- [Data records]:
------------------------

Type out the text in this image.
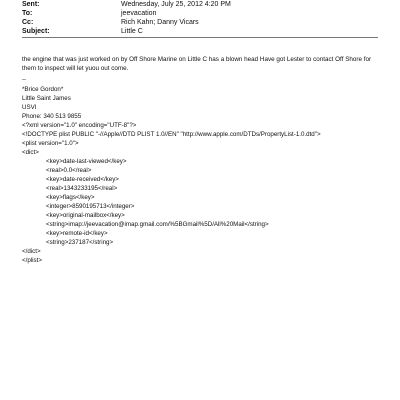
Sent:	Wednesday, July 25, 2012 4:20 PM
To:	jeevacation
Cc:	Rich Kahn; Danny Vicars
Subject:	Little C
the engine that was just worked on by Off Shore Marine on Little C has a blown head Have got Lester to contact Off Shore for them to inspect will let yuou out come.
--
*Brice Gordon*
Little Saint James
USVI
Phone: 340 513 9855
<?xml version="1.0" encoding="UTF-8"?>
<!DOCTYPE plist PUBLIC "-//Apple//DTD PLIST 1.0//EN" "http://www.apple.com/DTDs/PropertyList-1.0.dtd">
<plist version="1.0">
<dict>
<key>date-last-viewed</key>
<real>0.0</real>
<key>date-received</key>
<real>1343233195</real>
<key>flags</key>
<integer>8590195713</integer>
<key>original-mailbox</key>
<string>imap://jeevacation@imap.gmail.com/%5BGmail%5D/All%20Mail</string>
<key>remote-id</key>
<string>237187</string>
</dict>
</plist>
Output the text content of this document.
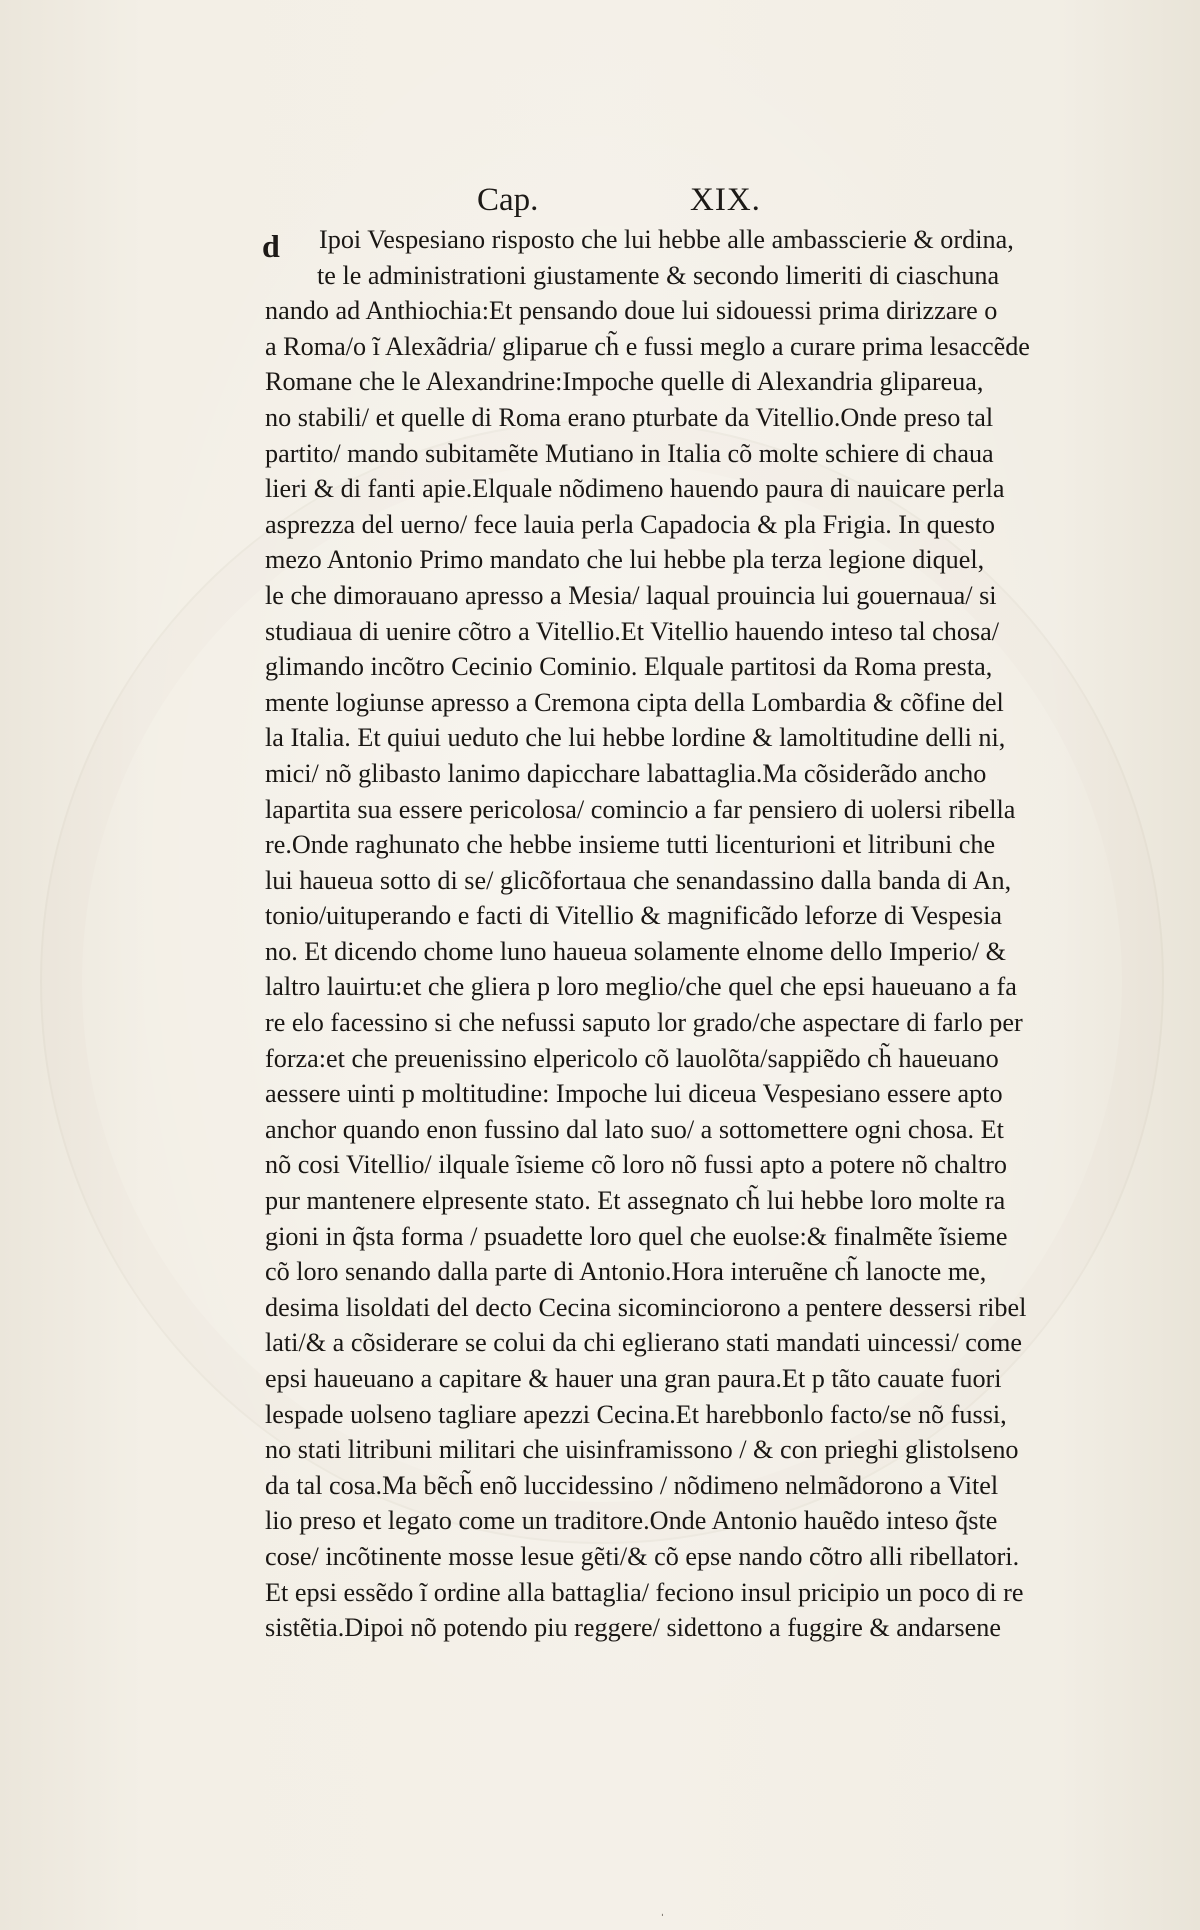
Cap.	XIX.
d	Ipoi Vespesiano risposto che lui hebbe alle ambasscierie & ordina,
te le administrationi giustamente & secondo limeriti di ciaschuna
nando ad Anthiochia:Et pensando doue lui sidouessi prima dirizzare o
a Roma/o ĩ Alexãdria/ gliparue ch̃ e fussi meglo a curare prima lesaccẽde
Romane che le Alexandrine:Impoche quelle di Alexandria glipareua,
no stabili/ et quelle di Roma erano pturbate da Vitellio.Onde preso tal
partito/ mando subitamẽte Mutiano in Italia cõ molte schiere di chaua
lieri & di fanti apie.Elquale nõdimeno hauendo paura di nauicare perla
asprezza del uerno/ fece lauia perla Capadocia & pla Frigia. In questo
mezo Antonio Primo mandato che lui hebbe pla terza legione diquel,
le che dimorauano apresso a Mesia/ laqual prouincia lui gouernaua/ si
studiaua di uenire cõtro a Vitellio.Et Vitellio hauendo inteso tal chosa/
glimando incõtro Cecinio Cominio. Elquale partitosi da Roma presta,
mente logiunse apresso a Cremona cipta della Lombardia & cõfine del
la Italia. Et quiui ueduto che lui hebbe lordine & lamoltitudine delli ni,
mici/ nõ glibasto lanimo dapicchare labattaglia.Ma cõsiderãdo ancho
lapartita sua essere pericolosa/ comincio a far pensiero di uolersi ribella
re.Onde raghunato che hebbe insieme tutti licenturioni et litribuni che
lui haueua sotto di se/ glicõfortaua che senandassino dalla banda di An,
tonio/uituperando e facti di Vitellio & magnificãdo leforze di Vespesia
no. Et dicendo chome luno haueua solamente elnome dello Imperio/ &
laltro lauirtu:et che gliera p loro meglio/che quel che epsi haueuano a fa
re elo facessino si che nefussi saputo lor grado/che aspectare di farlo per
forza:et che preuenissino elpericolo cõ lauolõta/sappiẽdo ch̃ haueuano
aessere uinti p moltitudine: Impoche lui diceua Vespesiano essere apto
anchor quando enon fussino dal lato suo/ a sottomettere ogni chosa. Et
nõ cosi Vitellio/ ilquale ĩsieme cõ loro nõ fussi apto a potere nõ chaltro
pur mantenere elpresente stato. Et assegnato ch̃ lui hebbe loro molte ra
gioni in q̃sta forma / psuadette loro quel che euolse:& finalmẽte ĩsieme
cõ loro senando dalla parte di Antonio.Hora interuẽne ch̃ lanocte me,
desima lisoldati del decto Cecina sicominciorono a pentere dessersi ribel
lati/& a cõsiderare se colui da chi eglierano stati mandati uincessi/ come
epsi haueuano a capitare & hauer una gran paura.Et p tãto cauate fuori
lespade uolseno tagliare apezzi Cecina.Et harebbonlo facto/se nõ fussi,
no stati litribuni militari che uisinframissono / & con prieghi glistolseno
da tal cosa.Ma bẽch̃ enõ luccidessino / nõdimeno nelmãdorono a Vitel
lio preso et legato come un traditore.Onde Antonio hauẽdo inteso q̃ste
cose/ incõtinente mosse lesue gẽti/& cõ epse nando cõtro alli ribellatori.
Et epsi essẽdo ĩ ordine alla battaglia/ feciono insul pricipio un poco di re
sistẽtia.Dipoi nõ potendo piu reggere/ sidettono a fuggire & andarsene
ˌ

------------------------

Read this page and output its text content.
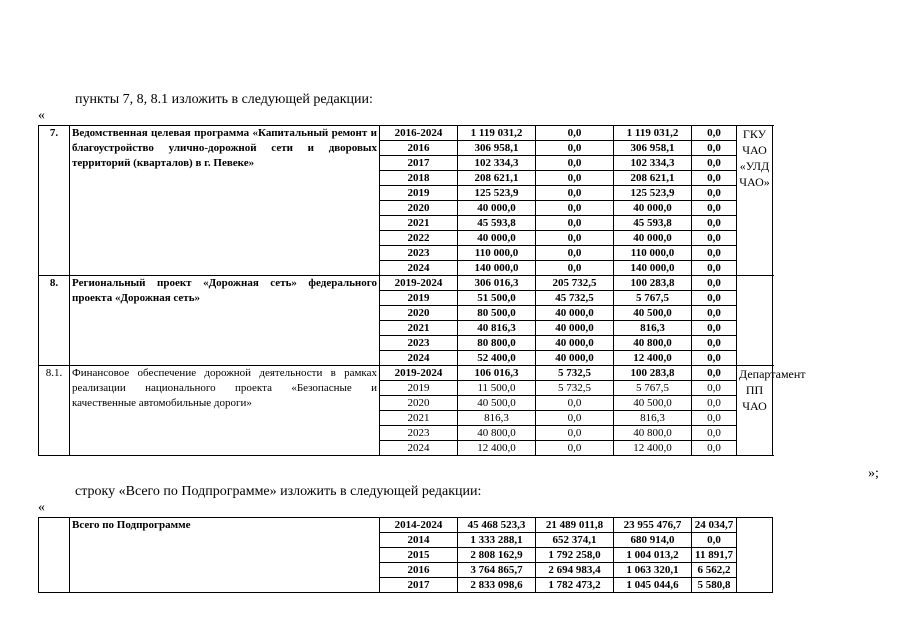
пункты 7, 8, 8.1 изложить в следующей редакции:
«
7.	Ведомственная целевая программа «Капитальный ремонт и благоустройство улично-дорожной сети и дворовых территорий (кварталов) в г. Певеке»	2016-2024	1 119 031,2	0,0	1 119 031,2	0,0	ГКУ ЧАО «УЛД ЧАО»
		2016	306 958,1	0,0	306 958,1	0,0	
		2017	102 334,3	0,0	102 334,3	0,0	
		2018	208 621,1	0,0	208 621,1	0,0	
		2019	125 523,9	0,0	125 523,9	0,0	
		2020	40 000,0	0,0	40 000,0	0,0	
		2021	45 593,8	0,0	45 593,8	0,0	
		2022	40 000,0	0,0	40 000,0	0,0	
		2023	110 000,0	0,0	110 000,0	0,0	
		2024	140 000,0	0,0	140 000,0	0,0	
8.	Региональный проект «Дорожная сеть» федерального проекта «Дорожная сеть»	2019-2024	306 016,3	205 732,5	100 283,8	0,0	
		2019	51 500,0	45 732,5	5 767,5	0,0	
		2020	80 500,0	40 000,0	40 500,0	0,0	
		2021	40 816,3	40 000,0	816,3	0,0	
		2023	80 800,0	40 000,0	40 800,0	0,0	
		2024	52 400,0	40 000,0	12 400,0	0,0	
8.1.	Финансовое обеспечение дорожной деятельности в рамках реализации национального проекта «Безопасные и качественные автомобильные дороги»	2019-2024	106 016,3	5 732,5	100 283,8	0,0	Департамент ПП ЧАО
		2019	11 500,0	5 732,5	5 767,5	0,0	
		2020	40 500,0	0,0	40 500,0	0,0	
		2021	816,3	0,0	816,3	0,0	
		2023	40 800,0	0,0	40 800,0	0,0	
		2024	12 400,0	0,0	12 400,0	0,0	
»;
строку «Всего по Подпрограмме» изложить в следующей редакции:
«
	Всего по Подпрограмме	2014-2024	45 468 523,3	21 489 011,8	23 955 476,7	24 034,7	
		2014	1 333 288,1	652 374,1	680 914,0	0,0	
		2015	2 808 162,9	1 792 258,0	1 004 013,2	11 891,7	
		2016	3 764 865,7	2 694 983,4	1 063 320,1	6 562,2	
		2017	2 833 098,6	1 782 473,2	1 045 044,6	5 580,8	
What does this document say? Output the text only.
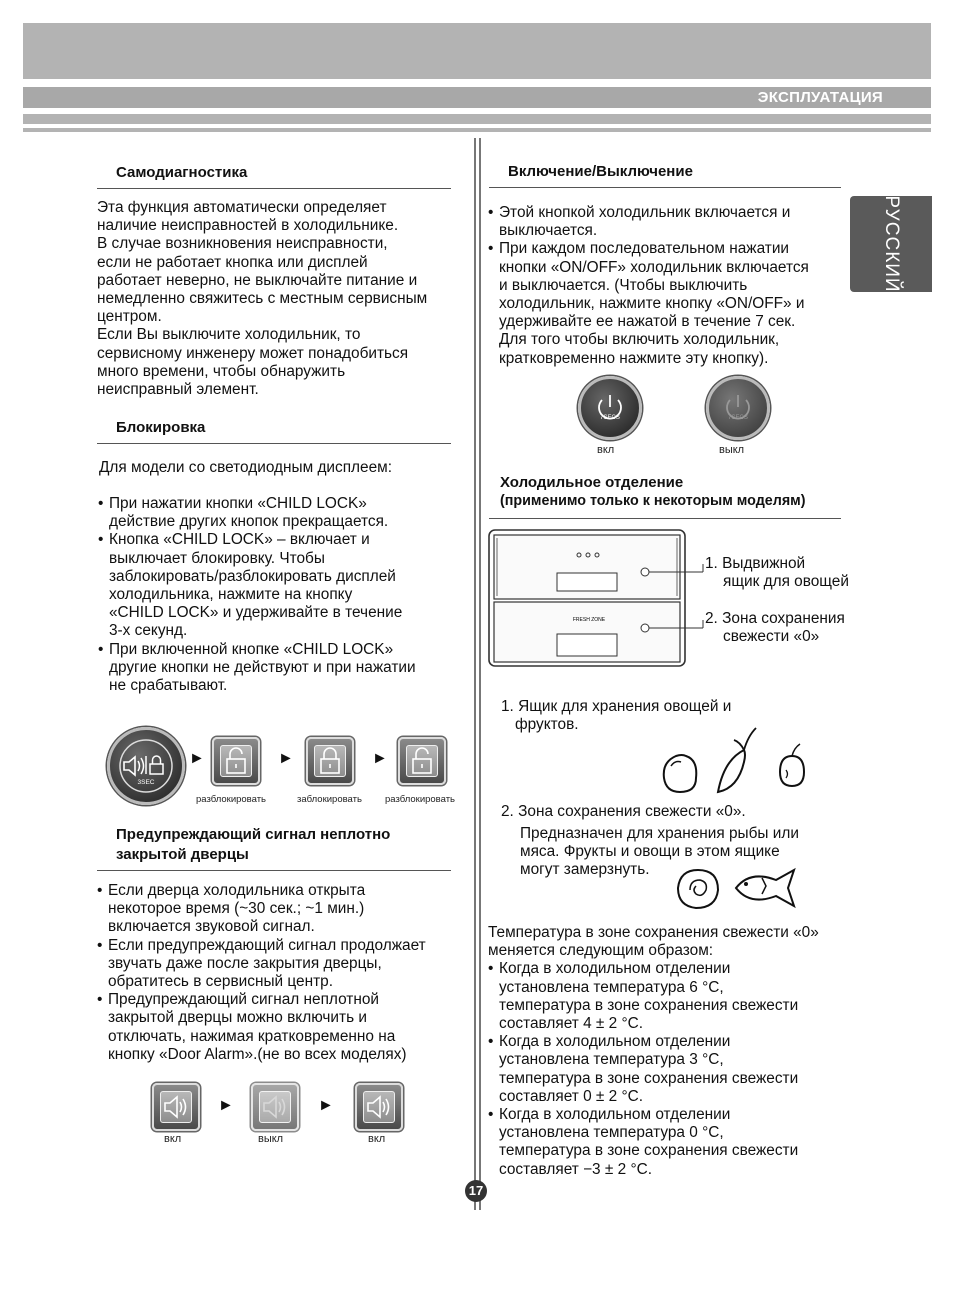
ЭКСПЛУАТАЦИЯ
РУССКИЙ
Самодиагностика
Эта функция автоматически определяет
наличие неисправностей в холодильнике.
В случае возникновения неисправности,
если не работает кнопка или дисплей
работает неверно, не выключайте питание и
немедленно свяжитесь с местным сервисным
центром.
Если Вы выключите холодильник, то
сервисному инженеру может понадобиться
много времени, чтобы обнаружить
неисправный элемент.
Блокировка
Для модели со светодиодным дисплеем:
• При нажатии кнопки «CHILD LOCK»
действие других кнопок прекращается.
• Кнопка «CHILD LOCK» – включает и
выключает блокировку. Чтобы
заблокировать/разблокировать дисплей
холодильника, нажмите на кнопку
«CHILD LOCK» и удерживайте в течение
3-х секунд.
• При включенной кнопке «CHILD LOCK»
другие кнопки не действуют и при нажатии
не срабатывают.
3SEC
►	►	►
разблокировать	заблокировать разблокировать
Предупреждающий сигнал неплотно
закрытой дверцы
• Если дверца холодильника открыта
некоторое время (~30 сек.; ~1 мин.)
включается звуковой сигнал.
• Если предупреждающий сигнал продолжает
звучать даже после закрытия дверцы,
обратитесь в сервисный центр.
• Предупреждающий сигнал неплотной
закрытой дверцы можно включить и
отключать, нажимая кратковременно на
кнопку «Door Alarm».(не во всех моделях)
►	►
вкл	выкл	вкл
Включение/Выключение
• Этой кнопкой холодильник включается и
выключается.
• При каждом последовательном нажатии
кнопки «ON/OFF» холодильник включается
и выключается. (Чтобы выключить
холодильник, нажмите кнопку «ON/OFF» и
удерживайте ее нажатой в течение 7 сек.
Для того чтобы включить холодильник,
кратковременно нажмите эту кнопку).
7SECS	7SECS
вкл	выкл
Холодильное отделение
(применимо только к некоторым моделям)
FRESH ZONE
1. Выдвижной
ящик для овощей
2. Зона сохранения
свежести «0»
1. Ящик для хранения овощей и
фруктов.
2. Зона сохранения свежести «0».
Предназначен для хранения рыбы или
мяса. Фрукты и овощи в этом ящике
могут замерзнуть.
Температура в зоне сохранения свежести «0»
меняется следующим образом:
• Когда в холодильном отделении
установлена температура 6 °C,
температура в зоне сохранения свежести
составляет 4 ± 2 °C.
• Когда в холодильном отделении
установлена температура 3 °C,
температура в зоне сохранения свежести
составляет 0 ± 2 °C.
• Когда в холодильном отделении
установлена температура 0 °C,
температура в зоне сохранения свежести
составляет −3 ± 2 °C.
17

------------------------

- [Task details]:
In the records above, find each line with the word "Cecina" and copy it.

- [Response to the exercise]:
desima lisoldati del decto Cecina sicominciorono a pentere dessersi ribel
lespade uolseno tagliare apezzi Cecina.Et harebbonlo facto/se nõ fussi,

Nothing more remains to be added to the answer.